Exercise goal: Write the material out again in full, word for word. Do not include the pictures.

Start of Records for processing

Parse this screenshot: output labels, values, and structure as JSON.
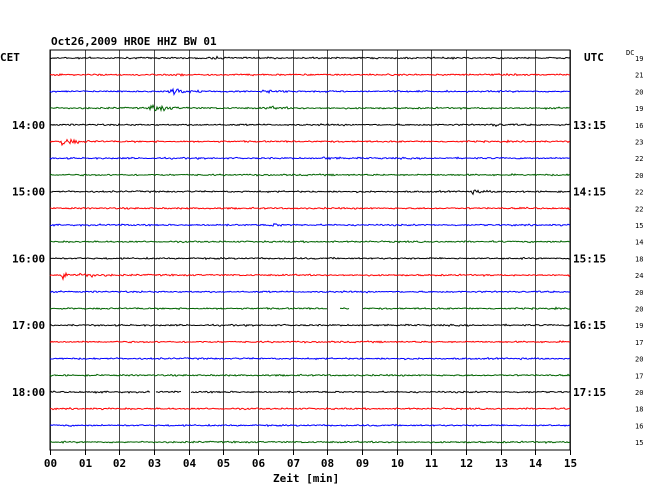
{
  "chart_data": {
    "type": "line",
    "title": "Oct26,2009   HROE HHZ BW 01",
    "left_axis_label": "CET",
    "right_axis_label": "UTC",
    "dc_label": "DC",
    "xlabel": "Zeit [min]",
    "xlim": [
      0,
      15
    ],
    "x_ticks": [
      "00",
      "01",
      "02",
      "03",
      "04",
      "05",
      "06",
      "07",
      "08",
      "09",
      "10",
      "11",
      "12",
      "13",
      "14",
      "15"
    ],
    "grid": true,
    "trace_colors": [
      "#000000",
      "#ff0000",
      "#0000ff",
      "#006400"
    ],
    "left_hour_labels": [
      {
        "row": 4,
        "text": "14:00"
      },
      {
        "row": 8,
        "text": "15:00"
      },
      {
        "row": 12,
        "text": "16:00"
      },
      {
        "row": 16,
        "text": "17:00"
      },
      {
        "row": 20,
        "text": "18:00"
      }
    ],
    "right_hour_labels": [
      {
        "row": 4,
        "text": "13:15"
      },
      {
        "row": 8,
        "text": "14:15"
      },
      {
        "row": 12,
        "text": "15:15"
      },
      {
        "row": 16,
        "text": "16:15"
      },
      {
        "row": 20,
        "text": "17:15"
      }
    ],
    "dc_offsets": [
      19,
      21,
      20,
      19,
      16,
      23,
      22,
      20,
      22,
      22,
      15,
      14,
      18,
      24,
      20,
      20,
      19,
      17,
      20,
      17,
      20,
      18,
      16,
      15
    ],
    "trace_count": 24,
    "events": [
      {
        "row": 1,
        "x_min": 3.7,
        "strength": 0.18
      },
      {
        "row": 0,
        "x_min": 4.6,
        "strength": 0.2
      },
      {
        "row": 2,
        "x_min": 3.55,
        "strength": 1.0
      },
      {
        "row": 2,
        "x_min": 6.2,
        "strength": 0.35
      },
      {
        "row": 3,
        "x_min": 3.0,
        "strength": 1.0
      },
      {
        "row": 3,
        "x_min": 6.3,
        "strength": 0.3
      },
      {
        "row": 5,
        "x_min": 0.4,
        "strength": 0.9
      },
      {
        "row": 4,
        "x_min": 12.8,
        "strength": 0.2
      },
      {
        "row": 8,
        "x_min": 12.2,
        "strength": 0.3
      },
      {
        "row": 10,
        "x_min": 6.4,
        "strength": 0.25
      },
      {
        "row": 13,
        "x_min": 0.35,
        "strength": 0.95
      },
      {
        "row": 13,
        "x_min": 1.1,
        "strength": 0.4
      },
      {
        "row": 6,
        "x_min": 7.9,
        "strength": 0.18
      }
    ],
    "gaps": [
      {
        "row": 15,
        "from_min": 8.0,
        "to_min": 8.35
      },
      {
        "row": 15,
        "from_min": 8.65,
        "to_min": 9.0
      },
      {
        "row": 20,
        "from_min": 2.9,
        "to_min": 3.05
      },
      {
        "row": 20,
        "from_min": 3.8,
        "to_min": 4.05
      }
    ]
  }
}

End of Records for processing

Exercise result:
Parse this screenshot: output labels, values, and structure as JSON.
{
  "chart_data": {
    "type": "line",
    "title": "Oct26,2009   HROE HHZ BW 01",
    "left_axis_label": "CET",
    "right_axis_label": "UTC",
    "dc_label": "DC",
    "xlabel": "Zeit [min]",
    "xlim": [
      0,
      15
    ],
    "x_ticks": [
      "00",
      "01",
      "02",
      "03",
      "04",
      "05",
      "06",
      "07",
      "08",
      "09",
      "10",
      "11",
      "12",
      "13",
      "14",
      "15"
    ],
    "grid": true,
    "trace_colors": [
      "#000000",
      "#ff0000",
      "#0000ff",
      "#006400"
    ],
    "left_hour_labels": [
      {
        "row": 4,
        "text": "14:00"
      },
      {
        "row": 8,
        "text": "15:00"
      },
      {
        "row": 12,
        "text": "16:00"
      },
      {
        "row": 16,
        "text": "17:00"
      },
      {
        "row": 20,
        "text": "18:00"
      }
    ],
    "right_hour_labels": [
      {
        "row": 4,
        "text": "13:15"
      },
      {
        "row": 8,
        "text": "14:15"
      },
      {
        "row": 12,
        "text": "15:15"
      },
      {
        "row": 16,
        "text": "16:15"
      },
      {
        "row": 20,
        "text": "17:15"
      }
    ],
    "dc_offsets": [
      19,
      21,
      20,
      19,
      16,
      23,
      22,
      20,
      22,
      22,
      15,
      14,
      18,
      24,
      20,
      20,
      19,
      17,
      20,
      17,
      20,
      18,
      16,
      15
    ],
    "trace_count": 24,
    "events": [
      {
        "row": 1,
        "x_min": 3.7,
        "strength": 0.18
      },
      {
        "row": 0,
        "x_min": 4.6,
        "strength": 0.2
      },
      {
        "row": 2,
        "x_min": 3.55,
        "strength": 1.0
      },
      {
        "row": 2,
        "x_min": 6.2,
        "strength": 0.35
      },
      {
        "row": 3,
        "x_min": 3.0,
        "strength": 1.0
      },
      {
        "row": 3,
        "x_min": 6.3,
        "strength": 0.3
      },
      {
        "row": 5,
        "x_min": 0.4,
        "strength": 0.9
      },
      {
        "row": 4,
        "x_min": 12.8,
        "strength": 0.2
      },
      {
        "row": 8,
        "x_min": 12.2,
        "strength": 0.3
      },
      {
        "row": 10,
        "x_min": 6.4,
        "strength": 0.25
      },
      {
        "row": 13,
        "x_min": 0.35,
        "strength": 0.95
      },
      {
        "row": 13,
        "x_min": 1.1,
        "strength": 0.4
      },
      {
        "row": 6,
        "x_min": 7.9,
        "strength": 0.18
      }
    ],
    "gaps": [
      {
        "row": 15,
        "from_min": 8.0,
        "to_min": 8.35
      },
      {
        "row": 15,
        "from_min": 8.65,
        "to_min": 9.0
      },
      {
        "row": 20,
        "from_min": 2.9,
        "to_min": 3.05
      },
      {
        "row": 20,
        "from_min": 3.8,
        "to_min": 4.05
      }
    ]
  }
}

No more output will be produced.